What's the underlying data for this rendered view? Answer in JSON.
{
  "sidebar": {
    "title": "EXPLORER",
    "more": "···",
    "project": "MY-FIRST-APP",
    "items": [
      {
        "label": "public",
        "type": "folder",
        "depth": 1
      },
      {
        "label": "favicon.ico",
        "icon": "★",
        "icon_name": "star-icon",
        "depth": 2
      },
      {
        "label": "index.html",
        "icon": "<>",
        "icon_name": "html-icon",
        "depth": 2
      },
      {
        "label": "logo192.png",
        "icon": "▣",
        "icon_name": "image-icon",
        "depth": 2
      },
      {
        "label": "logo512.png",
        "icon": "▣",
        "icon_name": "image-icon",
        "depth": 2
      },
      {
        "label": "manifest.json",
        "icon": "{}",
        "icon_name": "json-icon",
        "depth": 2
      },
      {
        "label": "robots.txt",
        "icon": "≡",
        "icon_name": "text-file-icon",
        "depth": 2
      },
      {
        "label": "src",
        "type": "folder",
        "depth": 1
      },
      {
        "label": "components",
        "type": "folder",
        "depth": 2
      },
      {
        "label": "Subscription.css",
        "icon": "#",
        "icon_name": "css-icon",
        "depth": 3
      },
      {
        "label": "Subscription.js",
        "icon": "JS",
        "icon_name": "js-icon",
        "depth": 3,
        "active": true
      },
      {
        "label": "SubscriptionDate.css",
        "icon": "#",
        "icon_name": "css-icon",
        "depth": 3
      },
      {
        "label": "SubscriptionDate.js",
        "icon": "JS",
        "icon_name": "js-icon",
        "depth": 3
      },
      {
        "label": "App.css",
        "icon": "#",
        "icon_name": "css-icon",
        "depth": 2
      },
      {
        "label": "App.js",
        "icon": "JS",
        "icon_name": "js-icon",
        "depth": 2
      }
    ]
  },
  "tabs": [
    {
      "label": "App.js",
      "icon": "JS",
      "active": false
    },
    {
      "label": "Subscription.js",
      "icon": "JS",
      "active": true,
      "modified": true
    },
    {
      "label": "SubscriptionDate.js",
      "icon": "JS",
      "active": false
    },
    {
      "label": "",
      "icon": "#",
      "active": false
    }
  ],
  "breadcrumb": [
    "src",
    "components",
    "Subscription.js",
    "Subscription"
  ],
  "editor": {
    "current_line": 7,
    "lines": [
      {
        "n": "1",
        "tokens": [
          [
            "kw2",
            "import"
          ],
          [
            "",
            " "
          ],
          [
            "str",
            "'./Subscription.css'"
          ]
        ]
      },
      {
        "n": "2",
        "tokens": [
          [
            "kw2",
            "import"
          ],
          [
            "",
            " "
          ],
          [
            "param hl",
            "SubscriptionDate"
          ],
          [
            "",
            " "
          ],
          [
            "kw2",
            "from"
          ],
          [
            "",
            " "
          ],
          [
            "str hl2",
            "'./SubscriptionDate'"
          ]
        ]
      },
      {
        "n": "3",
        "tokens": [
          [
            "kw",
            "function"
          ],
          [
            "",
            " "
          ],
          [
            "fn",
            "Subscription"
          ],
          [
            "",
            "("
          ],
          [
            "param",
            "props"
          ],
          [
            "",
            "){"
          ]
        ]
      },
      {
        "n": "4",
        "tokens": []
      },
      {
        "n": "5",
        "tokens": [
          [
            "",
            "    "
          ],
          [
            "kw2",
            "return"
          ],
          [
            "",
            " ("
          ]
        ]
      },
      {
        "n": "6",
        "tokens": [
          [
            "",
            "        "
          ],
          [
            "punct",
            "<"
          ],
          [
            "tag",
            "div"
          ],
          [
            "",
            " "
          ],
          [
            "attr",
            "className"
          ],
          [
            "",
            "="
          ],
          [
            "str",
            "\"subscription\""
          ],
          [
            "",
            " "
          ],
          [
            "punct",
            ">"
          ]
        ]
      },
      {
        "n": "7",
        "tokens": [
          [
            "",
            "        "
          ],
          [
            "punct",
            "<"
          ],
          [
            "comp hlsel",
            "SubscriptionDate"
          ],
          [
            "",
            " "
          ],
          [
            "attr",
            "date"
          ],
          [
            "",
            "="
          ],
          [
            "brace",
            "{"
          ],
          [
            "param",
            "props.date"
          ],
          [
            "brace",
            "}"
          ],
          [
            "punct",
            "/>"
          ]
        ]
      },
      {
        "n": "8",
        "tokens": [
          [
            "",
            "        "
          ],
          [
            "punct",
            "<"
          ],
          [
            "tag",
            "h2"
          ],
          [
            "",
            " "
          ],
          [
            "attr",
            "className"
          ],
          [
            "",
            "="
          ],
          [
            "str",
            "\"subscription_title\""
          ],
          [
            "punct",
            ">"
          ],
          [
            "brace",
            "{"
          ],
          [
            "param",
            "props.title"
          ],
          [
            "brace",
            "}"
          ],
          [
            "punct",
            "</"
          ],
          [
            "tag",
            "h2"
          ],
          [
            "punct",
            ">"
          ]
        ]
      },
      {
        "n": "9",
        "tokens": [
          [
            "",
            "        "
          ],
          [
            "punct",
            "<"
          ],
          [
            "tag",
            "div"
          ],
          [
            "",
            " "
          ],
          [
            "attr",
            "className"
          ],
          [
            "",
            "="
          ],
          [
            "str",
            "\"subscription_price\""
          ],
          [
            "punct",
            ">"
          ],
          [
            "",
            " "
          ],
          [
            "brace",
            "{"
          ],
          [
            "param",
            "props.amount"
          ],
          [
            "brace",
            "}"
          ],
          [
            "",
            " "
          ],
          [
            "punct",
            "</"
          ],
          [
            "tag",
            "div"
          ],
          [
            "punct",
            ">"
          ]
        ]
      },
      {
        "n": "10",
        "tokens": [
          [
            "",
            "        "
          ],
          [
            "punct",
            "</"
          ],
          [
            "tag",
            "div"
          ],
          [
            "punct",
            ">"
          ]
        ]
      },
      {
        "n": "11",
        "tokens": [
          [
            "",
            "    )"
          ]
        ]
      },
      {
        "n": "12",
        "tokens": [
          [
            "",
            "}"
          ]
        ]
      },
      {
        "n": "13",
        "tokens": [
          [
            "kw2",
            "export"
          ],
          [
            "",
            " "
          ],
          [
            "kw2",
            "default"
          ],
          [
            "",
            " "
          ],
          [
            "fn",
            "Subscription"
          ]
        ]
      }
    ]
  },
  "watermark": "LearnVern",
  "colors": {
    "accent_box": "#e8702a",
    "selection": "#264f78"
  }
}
────────────────────────────────────────
Your task. Repeat the material above in full, keeping every word.

Answer in full.
What's the underlying data for this rendered view? Answer in JSON.
{
  "sidebar": {
    "title": "EXPLORER",
    "more": "···",
    "project": "MY-FIRST-APP",
    "items": [
      {
        "label": "public",
        "type": "folder",
        "depth": 1
      },
      {
        "label": "favicon.ico",
        "icon": "★",
        "icon_name": "star-icon",
        "depth": 2
      },
      {
        "label": "index.html",
        "icon": "<>",
        "icon_name": "html-icon",
        "depth": 2
      },
      {
        "label": "logo192.png",
        "icon": "▣",
        "icon_name": "image-icon",
        "depth": 2
      },
      {
        "label": "logo512.png",
        "icon": "▣",
        "icon_name": "image-icon",
        "depth": 2
      },
      {
        "label": "manifest.json",
        "icon": "{}",
        "icon_name": "json-icon",
        "depth": 2
      },
      {
        "label": "robots.txt",
        "icon": "≡",
        "icon_name": "text-file-icon",
        "depth": 2
      },
      {
        "label": "src",
        "type": "folder",
        "depth": 1
      },
      {
        "label": "components",
        "type": "folder",
        "depth": 2
      },
      {
        "label": "Subscription.css",
        "icon": "#",
        "icon_name": "css-icon",
        "depth": 3
      },
      {
        "label": "Subscription.js",
        "icon": "JS",
        "icon_name": "js-icon",
        "depth": 3,
        "active": true
      },
      {
        "label": "SubscriptionDate.css",
        "icon": "#",
        "icon_name": "css-icon",
        "depth": 3
      },
      {
        "label": "SubscriptionDate.js",
        "icon": "JS",
        "icon_name": "js-icon",
        "depth": 3
      },
      {
        "label": "App.css",
        "icon": "#",
        "icon_name": "css-icon",
        "depth": 2
      },
      {
        "label": "App.js",
        "icon": "JS",
        "icon_name": "js-icon",
        "depth": 2
      }
    ]
  },
  "tabs": [
    {
      "label": "App.js",
      "icon": "JS",
      "active": false
    },
    {
      "label": "Subscription.js",
      "icon": "JS",
      "active": true,
      "modified": true
    },
    {
      "label": "SubscriptionDate.js",
      "icon": "JS",
      "active": false
    },
    {
      "label": "",
      "icon": "#",
      "active": false
    }
  ],
  "breadcrumb": [
    "src",
    "components",
    "Subscription.js",
    "Subscription"
  ],
  "editor": {
    "current_line": 7,
    "lines": [
      {
        "n": "1",
        "tokens": [
          [
            "kw2",
            "import"
          ],
          [
            "",
            " "
          ],
          [
            "str",
            "'./Subscription.css'"
          ]
        ]
      },
      {
        "n": "2",
        "tokens": [
          [
            "kw2",
            "import"
          ],
          [
            "",
            " "
          ],
          [
            "param hl",
            "SubscriptionDate"
          ],
          [
            "",
            " "
          ],
          [
            "kw2",
            "from"
          ],
          [
            "",
            " "
          ],
          [
            "str hl2",
            "'./SubscriptionDate'"
          ]
        ]
      },
      {
        "n": "3",
        "tokens": [
          [
            "kw",
            "function"
          ],
          [
            "",
            " "
          ],
          [
            "fn",
            "Subscription"
          ],
          [
            "",
            "("
          ],
          [
            "param",
            "props"
          ],
          [
            "",
            "){"
          ]
        ]
      },
      {
        "n": "4",
        "tokens": []
      },
      {
        "n": "5",
        "tokens": [
          [
            "",
            "    "
          ],
          [
            "kw2",
            "return"
          ],
          [
            "",
            " ("
          ]
        ]
      },
      {
        "n": "6",
        "tokens": [
          [
            "",
            "        "
          ],
          [
            "punct",
            "<"
          ],
          [
            "tag",
            "div"
          ],
          [
            "",
            " "
          ],
          [
            "attr",
            "className"
          ],
          [
            "",
            "="
          ],
          [
            "str",
            "\"subscription\""
          ],
          [
            "",
            " "
          ],
          [
            "punct",
            ">"
          ]
        ]
      },
      {
        "n": "7",
        "tokens": [
          [
            "",
            "        "
          ],
          [
            "punct",
            "<"
          ],
          [
            "comp hlsel",
            "SubscriptionDate"
          ],
          [
            "",
            " "
          ],
          [
            "attr",
            "date"
          ],
          [
            "",
            "="
          ],
          [
            "brace",
            "{"
          ],
          [
            "param",
            "props.date"
          ],
          [
            "brace",
            "}"
          ],
          [
            "punct",
            "/>"
          ]
        ]
      },
      {
        "n": "8",
        "tokens": [
          [
            "",
            "        "
          ],
          [
            "punct",
            "<"
          ],
          [
            "tag",
            "h2"
          ],
          [
            "",
            " "
          ],
          [
            "attr",
            "className"
          ],
          [
            "",
            "="
          ],
          [
            "str",
            "\"subscription_title\""
          ],
          [
            "punct",
            ">"
          ],
          [
            "brace",
            "{"
          ],
          [
            "param",
            "props.title"
          ],
          [
            "brace",
            "}"
          ],
          [
            "punct",
            "</"
          ],
          [
            "tag",
            "h2"
          ],
          [
            "punct",
            ">"
          ]
        ]
      },
      {
        "n": "9",
        "tokens": [
          [
            "",
            "        "
          ],
          [
            "punct",
            "<"
          ],
          [
            "tag",
            "div"
          ],
          [
            "",
            " "
          ],
          [
            "attr",
            "className"
          ],
          [
            "",
            "="
          ],
          [
            "str",
            "\"subscription_price\""
          ],
          [
            "punct",
            ">"
          ],
          [
            "",
            " "
          ],
          [
            "brace",
            "{"
          ],
          [
            "param",
            "props.amount"
          ],
          [
            "brace",
            "}"
          ],
          [
            "",
            " "
          ],
          [
            "punct",
            "</"
          ],
          [
            "tag",
            "div"
          ],
          [
            "punct",
            ">"
          ]
        ]
      },
      {
        "n": "10",
        "tokens": [
          [
            "",
            "        "
          ],
          [
            "punct",
            "</"
          ],
          [
            "tag",
            "div"
          ],
          [
            "punct",
            ">"
          ]
        ]
      },
      {
        "n": "11",
        "tokens": [
          [
            "",
            "    )"
          ]
        ]
      },
      {
        "n": "12",
        "tokens": [
          [
            "",
            "}"
          ]
        ]
      },
      {
        "n": "13",
        "tokens": [
          [
            "kw2",
            "export"
          ],
          [
            "",
            " "
          ],
          [
            "kw2",
            "default"
          ],
          [
            "",
            " "
          ],
          [
            "fn",
            "Subscription"
          ]
        ]
      }
    ]
  },
  "watermark": "LearnVern",
  "colors": {
    "accent_box": "#e8702a",
    "selection": "#264f78"
  }
}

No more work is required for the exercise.